**取り組む問題:**
**a.** シンガポール総選挙の記事によると、今回の総選挙の投票日はいつか。
**b.** シンガポール総選挙の記事の「シンガポール総選挙、5月3日投票へ」から「り、定数が合計97に増える。」までを、一字一句違えずに書き写せ。
**c.** シンガポール総選挙の記事の最後の文の後に続く文章を書け。

**読解文:**
▼

シンガポール総選挙、5月3日投票へ
(シンガポール)
シンガポール発
2025年04月22日
シンガポールのターマン・シャンムガラトナム大統領は4月15日、ローレンス・ウォン首相兼財務相の指示に基づき、議会を解散した。総選挙の公示は4月23日に予定され、投票日は5月3日で即日開票される
。2024年5月に第4代首相に就任したウォン政権初の総選挙となる。
ウォン首相が率いる与党・人民行動党(PAP)は前回2020年7月の総選挙では、定数93のうち83議席を獲得し、憲法改正などに必要な3分の2を大きく超える圧倒的多数で勝利を収めていた(PAPの現議席数:79議席)。しかし、PAPの得票率は61.2%で、2015年の総選挙時の69.9%を下回った。また、野党の労働者党(WP)が6議席から10議席に議席数を伸ばしていた(WPの現議席数:8議席、2020年7月15日記事参照)。今回の総選挙は選挙区の見直しにより、18のグループ選挙区(GRC、注)と15の1人区となり、定数が合計97に増える。
同首相は4月17日、「世界の変化、新たなチーム、新たな決意。明るい未来を構築へ」と題したPAPのマニフェストを発表するとともに、同党から新たに立候補する新人候補32人(女性候補13人を含む)を紹介した。18日付の地元英字紙「ストレーツ・タイムズ」によると、PAPは1990年代以来、総選挙で毎回、23~27人の新人候補を投入しており、今回の新人投入数は過去最大となる。同首相はマニフェスト発表の中で、米国の関税措置に伴う混乱に言及し、「迫りくる嵐に突入しつつある」と警告した。その上で、同国のために「最善のチームを集めた」と訴え、国民の団結と支持を求めた。

▲

**記録情報:**

▼

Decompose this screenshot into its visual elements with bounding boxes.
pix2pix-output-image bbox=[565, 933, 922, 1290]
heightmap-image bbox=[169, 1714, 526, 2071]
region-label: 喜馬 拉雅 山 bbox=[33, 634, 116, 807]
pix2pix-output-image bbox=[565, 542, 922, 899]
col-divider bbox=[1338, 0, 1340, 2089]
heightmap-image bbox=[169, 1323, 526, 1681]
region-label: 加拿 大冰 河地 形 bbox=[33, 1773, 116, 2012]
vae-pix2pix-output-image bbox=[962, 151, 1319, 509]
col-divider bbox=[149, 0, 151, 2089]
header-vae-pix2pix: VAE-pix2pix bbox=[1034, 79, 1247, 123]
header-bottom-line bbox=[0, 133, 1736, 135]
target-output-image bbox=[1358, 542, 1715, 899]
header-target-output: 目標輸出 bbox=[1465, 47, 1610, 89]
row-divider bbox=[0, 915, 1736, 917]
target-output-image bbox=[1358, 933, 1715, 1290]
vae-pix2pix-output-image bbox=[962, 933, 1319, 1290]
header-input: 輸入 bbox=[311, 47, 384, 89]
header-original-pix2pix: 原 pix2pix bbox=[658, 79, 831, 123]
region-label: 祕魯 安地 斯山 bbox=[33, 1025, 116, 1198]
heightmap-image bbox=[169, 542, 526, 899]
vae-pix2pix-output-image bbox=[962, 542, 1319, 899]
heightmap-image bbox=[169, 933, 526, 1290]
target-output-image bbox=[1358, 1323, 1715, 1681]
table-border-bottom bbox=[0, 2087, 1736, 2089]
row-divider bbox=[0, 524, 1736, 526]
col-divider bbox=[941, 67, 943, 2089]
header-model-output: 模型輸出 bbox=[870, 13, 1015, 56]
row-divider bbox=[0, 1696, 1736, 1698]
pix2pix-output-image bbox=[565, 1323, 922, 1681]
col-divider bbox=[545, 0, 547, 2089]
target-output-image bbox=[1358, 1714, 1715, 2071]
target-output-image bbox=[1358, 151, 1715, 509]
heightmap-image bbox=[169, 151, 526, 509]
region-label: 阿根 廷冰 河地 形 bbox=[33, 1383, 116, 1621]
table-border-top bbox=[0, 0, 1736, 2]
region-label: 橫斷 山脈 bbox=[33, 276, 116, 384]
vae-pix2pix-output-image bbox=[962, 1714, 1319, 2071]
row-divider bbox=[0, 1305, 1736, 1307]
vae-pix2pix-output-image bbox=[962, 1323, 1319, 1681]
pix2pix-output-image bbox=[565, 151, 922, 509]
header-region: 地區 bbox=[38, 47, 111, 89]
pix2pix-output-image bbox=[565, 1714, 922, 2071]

▲

**番号別解答:**
**a.** 5月3日

**b.**
シンガポール総選挙、5月3日投票へ
(シンガポール)
シンガポール発
2025年04月22日
シンガポールのターマン・シャンムガラトナム大統領は4月15日、ローレンス・ウォン首相兼財務相の指示に基づき、議会を解散した。総選挙の公示は4月23日に予定され、投票日は5月3日で即日開票される
。2024年5月に第4代首相に就任したウォン政権初の総選挙となる。
ウォン首相が率いる与党・人民行動党(PAP)は前回2020年7月の総選挙では、定数93のうち83議席を獲得し、憲法改正などに必要な3分の2を大きく超える圧倒的多数で勝利を収めていた(PAPの現議席数:79議席)。しかし、PAPの得票率は61.2%で、2015年の総選挙時の69.9%を下回った。また、野党の労働者党(WP)が6議席から10議席に議席数を伸ばしていた(WPの現議席数:8議席、2020年7月15日記事参照)。今回の総選挙は選挙区の見直しにより、18のグループ選挙区(GRC、注)と15の1人区となり、定数が合計97に増える。

**c.**
国民の3割、支持政党が未定
シンガポールの調査会社ブラック・ボックスが国民(永住権者を含む)約1,500人を対象に3月28日~4月8日に実施した調査(4月15日発表)によると、調査対象の30%が投票先は未定と答えた。特に北東部と西部の住民、30歳以下の有権者の間で、投票先は未定と答えた人が多かった。また、ウォン首相を支持すると答えた割合は75%だった。
(注)同国の選挙区は、グループ選挙区(GRC)と1人区からなる。GRCは4~5人の候補者を擁立する選挙区で、華人以外の少数民族の声を国会に反映することを目的に、候補者の少なくとも1人が少数民族の必要がある。